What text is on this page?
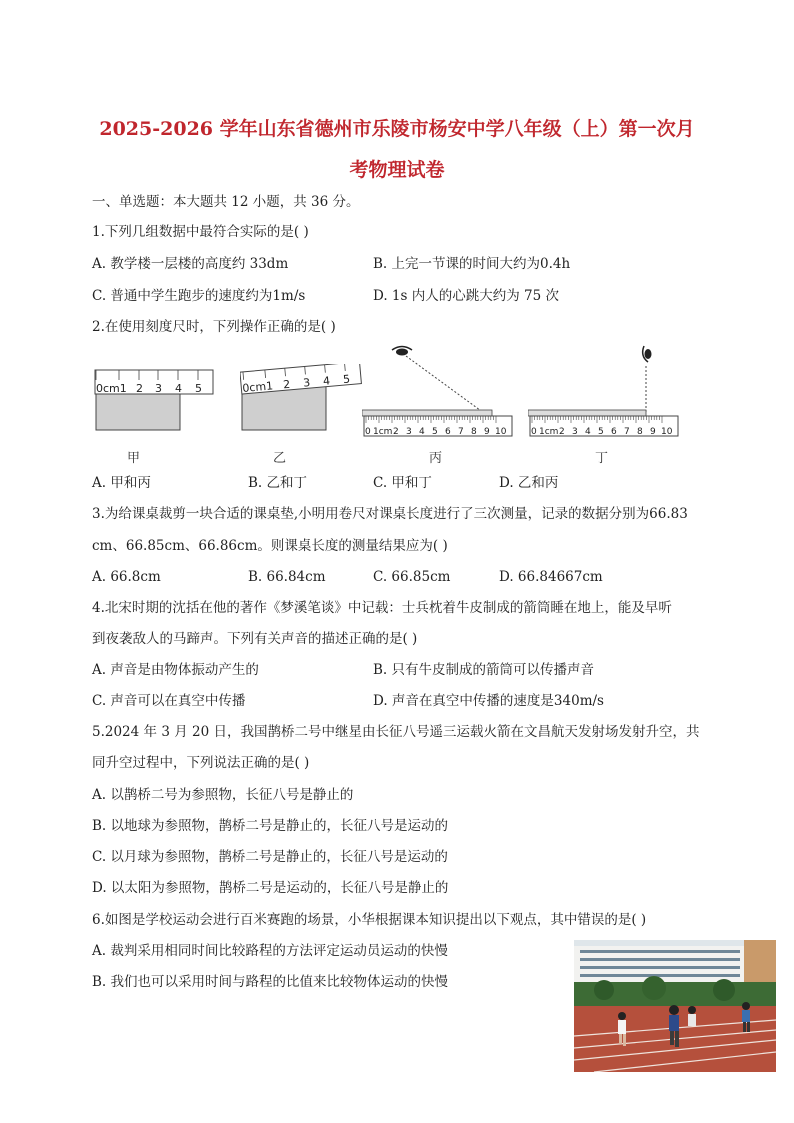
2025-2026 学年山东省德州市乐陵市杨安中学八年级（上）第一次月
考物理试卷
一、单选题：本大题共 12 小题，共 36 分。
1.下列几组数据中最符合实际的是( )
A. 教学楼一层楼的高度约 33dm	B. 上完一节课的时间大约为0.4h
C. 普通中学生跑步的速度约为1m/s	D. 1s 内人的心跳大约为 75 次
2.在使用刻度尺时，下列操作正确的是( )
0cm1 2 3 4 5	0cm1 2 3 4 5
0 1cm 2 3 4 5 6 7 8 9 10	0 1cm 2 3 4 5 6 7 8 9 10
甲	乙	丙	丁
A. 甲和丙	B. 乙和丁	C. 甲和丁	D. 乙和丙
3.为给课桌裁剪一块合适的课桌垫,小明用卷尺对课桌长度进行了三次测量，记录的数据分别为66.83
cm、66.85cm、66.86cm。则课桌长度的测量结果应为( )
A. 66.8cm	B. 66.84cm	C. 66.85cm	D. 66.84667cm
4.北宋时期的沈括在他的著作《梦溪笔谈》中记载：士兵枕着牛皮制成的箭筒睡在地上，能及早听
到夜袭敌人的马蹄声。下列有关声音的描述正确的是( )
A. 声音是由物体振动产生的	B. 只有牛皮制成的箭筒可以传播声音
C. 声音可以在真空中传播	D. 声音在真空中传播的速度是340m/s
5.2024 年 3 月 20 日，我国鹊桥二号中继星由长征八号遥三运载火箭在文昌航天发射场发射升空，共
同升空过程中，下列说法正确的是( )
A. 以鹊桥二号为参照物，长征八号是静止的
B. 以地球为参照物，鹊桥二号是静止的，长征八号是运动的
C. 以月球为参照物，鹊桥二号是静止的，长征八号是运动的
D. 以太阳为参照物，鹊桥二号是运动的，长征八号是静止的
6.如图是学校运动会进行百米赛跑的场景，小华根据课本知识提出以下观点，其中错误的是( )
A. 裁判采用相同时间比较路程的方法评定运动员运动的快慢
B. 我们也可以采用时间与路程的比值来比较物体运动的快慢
────────────────────
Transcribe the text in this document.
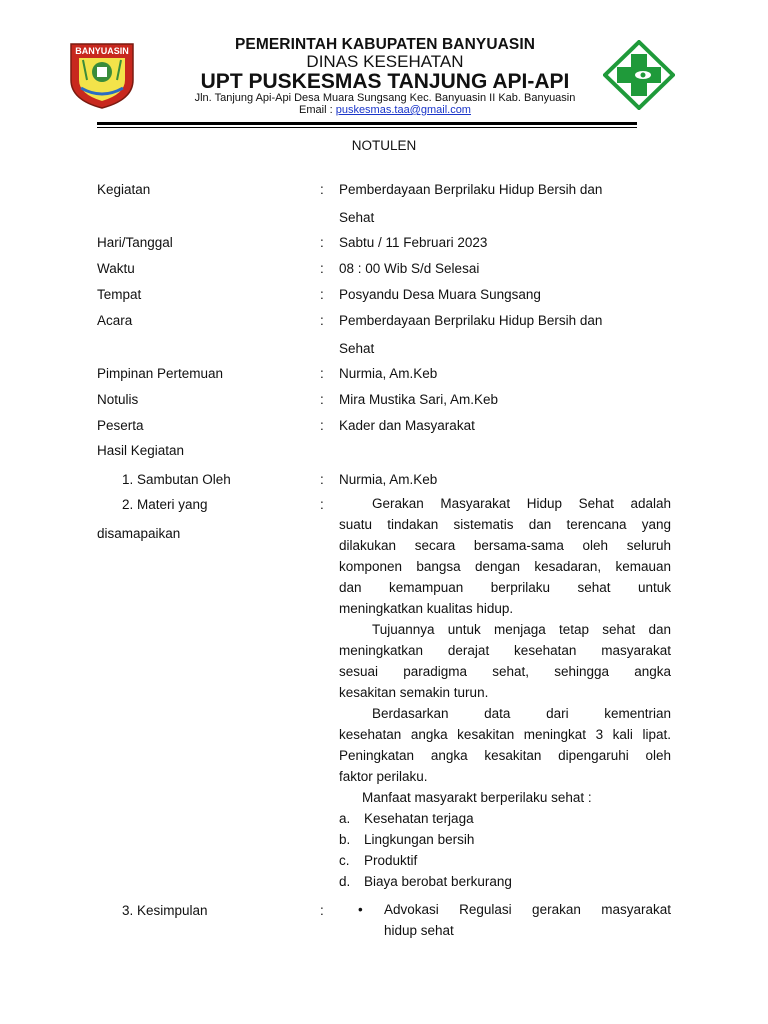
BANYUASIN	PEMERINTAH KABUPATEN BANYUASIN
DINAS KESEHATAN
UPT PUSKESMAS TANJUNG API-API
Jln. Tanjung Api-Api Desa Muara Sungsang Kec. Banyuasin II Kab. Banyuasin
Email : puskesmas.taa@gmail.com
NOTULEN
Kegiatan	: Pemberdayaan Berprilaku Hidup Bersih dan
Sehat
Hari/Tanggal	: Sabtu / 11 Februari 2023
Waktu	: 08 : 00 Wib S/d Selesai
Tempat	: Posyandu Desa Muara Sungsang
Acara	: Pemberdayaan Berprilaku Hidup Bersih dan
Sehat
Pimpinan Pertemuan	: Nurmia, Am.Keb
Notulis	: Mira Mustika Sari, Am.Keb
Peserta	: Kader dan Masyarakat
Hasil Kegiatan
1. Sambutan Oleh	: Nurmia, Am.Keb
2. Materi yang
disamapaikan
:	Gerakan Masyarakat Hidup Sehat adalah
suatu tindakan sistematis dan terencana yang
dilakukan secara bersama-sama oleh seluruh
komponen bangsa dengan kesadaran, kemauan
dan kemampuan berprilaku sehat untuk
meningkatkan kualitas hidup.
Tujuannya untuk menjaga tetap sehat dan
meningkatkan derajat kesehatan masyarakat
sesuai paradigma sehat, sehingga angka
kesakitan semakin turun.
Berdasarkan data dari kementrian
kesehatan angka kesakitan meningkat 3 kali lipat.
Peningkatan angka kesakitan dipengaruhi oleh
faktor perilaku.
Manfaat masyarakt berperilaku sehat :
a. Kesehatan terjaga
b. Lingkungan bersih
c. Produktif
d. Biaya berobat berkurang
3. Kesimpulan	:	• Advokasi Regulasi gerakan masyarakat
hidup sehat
────────────────────
## Exercise brief
Which lines include the word "text"? Copy every one of them.

## Output below
What text is on this page?
Transcribe the text in this document.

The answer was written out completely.